Start

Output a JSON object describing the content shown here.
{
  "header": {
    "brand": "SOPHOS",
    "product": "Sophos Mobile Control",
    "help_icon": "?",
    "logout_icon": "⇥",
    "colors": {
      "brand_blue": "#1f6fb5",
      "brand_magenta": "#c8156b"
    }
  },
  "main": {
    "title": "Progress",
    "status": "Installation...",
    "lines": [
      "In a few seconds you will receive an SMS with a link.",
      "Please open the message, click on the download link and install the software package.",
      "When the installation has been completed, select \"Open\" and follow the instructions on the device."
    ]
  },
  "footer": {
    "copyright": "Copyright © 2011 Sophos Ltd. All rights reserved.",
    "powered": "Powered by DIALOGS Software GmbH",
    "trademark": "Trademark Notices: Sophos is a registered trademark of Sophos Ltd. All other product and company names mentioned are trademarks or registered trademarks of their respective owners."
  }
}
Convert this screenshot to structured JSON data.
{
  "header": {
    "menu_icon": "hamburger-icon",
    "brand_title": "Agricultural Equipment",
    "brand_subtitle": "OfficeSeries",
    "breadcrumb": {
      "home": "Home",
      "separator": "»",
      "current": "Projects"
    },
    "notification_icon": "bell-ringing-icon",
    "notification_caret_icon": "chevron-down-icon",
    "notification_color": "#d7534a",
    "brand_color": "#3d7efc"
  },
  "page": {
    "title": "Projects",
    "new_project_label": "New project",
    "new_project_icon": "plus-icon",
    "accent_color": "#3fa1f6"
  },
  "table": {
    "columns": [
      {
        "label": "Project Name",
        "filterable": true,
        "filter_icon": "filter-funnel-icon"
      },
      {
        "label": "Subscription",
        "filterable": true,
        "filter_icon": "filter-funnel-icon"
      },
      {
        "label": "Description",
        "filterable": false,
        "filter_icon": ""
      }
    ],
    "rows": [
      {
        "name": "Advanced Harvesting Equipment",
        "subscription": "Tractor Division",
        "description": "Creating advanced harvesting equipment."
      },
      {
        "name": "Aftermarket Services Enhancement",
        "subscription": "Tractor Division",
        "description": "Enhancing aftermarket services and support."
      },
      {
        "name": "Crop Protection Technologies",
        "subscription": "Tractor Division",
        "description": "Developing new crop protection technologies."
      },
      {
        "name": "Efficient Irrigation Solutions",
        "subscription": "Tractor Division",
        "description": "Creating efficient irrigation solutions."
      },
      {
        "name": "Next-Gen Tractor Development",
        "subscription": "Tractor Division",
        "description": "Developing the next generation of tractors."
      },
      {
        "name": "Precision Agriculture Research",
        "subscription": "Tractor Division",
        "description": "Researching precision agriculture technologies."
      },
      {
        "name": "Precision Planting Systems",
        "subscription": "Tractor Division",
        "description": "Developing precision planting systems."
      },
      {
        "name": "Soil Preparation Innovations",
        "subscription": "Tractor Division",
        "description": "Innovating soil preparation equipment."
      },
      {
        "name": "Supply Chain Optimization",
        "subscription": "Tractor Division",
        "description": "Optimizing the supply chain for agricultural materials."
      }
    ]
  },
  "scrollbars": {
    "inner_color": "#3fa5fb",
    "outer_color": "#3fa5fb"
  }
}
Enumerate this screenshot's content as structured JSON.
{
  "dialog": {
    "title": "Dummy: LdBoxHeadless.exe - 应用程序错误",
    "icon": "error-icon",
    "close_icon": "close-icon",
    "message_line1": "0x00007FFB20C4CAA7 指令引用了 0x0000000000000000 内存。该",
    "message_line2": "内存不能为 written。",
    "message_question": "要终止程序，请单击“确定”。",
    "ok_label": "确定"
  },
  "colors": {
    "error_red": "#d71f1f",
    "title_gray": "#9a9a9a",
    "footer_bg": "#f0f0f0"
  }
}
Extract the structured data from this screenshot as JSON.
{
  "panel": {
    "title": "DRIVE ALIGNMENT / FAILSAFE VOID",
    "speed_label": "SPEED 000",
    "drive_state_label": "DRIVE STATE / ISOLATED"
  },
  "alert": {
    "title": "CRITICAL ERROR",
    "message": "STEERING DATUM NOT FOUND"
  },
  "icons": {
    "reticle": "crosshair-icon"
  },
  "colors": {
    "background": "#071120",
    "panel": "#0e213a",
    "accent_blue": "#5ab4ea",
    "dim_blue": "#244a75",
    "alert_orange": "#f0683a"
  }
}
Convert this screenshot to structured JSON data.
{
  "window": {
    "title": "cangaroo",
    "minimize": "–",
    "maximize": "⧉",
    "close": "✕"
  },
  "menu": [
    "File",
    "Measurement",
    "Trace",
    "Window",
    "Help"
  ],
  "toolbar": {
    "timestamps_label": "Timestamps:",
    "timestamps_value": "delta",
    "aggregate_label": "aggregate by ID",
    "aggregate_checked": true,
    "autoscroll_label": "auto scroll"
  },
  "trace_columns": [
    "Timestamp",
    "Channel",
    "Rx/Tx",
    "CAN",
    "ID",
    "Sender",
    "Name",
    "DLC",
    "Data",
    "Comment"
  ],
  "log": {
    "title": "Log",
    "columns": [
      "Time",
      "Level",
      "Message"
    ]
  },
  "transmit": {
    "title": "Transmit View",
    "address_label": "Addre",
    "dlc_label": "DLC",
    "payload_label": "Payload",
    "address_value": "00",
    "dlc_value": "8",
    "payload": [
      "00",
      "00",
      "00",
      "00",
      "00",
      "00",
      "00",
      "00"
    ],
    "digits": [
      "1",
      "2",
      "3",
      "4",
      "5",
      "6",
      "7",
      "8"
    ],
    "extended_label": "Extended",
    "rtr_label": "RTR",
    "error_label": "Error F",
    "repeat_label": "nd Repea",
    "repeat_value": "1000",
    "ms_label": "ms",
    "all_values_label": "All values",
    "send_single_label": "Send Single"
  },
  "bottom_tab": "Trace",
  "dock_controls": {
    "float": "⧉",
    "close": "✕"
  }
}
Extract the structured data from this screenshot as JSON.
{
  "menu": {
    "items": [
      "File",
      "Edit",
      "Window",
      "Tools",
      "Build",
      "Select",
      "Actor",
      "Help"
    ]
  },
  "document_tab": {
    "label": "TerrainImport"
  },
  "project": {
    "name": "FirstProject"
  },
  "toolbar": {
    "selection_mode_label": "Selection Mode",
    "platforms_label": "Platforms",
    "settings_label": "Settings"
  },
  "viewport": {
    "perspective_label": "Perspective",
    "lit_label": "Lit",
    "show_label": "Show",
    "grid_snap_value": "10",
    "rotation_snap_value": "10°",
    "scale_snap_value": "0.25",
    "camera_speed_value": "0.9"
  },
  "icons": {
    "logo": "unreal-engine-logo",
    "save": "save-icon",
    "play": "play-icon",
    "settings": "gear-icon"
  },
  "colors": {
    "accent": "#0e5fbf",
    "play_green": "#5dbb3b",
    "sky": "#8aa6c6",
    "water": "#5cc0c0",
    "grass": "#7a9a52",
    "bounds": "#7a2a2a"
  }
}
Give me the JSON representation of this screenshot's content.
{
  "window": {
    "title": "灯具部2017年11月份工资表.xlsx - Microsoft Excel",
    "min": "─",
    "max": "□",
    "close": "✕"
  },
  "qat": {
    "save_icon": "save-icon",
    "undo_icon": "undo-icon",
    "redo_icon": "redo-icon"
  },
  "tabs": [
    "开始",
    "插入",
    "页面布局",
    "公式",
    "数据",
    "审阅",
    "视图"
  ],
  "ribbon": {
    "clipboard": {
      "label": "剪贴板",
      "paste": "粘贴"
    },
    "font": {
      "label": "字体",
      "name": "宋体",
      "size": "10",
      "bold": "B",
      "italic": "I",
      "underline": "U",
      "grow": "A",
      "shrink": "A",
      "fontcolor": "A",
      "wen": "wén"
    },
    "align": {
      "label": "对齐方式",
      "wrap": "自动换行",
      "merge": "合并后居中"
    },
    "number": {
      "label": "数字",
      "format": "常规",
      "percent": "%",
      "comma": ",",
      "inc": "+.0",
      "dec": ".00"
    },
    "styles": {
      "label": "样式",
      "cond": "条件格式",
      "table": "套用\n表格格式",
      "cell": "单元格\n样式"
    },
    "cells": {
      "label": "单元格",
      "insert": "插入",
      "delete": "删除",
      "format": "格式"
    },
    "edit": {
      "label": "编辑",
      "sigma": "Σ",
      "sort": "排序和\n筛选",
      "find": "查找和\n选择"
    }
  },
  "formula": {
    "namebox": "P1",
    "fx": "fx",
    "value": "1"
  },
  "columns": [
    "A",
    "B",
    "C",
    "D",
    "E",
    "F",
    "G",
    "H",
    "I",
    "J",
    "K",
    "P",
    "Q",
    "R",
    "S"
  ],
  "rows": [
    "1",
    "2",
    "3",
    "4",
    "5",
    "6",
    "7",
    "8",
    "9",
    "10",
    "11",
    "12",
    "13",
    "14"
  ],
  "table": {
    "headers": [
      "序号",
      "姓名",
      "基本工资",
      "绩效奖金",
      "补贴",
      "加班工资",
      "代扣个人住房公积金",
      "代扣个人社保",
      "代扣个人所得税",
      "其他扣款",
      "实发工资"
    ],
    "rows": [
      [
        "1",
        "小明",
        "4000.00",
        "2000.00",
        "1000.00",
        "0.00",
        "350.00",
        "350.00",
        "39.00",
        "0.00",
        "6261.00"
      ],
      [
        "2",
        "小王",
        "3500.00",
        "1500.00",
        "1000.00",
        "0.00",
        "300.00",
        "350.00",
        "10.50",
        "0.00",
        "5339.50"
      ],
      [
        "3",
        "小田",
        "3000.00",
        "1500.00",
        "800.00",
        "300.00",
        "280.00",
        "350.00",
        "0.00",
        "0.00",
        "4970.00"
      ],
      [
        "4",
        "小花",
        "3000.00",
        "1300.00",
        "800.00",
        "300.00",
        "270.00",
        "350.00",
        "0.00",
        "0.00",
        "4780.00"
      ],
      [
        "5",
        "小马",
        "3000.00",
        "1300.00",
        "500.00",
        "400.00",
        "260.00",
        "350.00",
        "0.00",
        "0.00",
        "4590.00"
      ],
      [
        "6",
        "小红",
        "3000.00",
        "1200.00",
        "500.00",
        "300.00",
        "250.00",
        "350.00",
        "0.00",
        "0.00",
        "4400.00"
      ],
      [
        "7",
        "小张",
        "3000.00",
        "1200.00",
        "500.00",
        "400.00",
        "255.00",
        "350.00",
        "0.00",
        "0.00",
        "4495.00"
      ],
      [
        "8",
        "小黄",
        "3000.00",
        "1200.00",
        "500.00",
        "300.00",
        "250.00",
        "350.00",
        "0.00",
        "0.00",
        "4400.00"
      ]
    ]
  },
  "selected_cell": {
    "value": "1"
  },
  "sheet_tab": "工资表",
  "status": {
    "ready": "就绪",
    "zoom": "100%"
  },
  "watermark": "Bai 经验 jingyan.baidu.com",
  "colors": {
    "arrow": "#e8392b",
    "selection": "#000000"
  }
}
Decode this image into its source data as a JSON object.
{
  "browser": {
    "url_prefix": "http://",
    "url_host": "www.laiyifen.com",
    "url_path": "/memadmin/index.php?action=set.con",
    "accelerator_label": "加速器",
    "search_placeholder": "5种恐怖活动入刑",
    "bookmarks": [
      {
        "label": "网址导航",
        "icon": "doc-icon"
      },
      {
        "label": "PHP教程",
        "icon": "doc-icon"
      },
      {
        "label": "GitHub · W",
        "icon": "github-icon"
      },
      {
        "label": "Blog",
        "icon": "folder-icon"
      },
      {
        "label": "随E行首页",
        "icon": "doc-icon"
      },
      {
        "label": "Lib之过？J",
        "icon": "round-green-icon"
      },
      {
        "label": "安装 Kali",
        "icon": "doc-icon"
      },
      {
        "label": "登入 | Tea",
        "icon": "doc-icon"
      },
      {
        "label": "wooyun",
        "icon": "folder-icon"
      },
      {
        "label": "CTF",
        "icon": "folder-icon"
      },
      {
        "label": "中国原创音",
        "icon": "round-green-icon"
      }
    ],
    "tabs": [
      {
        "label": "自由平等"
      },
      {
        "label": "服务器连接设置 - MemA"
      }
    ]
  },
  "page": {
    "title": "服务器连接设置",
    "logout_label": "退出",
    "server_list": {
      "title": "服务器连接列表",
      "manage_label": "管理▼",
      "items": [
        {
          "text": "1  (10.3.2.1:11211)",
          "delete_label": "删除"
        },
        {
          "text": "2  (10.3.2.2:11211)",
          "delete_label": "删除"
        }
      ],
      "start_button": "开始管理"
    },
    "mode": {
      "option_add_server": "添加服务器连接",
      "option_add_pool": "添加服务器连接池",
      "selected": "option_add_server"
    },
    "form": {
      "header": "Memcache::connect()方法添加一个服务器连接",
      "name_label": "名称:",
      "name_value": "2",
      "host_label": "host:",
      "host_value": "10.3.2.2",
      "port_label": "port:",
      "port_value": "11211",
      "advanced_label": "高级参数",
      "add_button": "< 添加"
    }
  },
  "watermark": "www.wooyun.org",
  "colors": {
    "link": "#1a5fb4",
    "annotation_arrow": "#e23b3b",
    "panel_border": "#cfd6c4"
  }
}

End

Challenge:
Locate each line containing the string "link" and show it.

In response:
      "In a few seconds you will receive an SMS with a link.",
      "Please open the message, click on the download link and install the software package.",
    "link": "#1a5fb4",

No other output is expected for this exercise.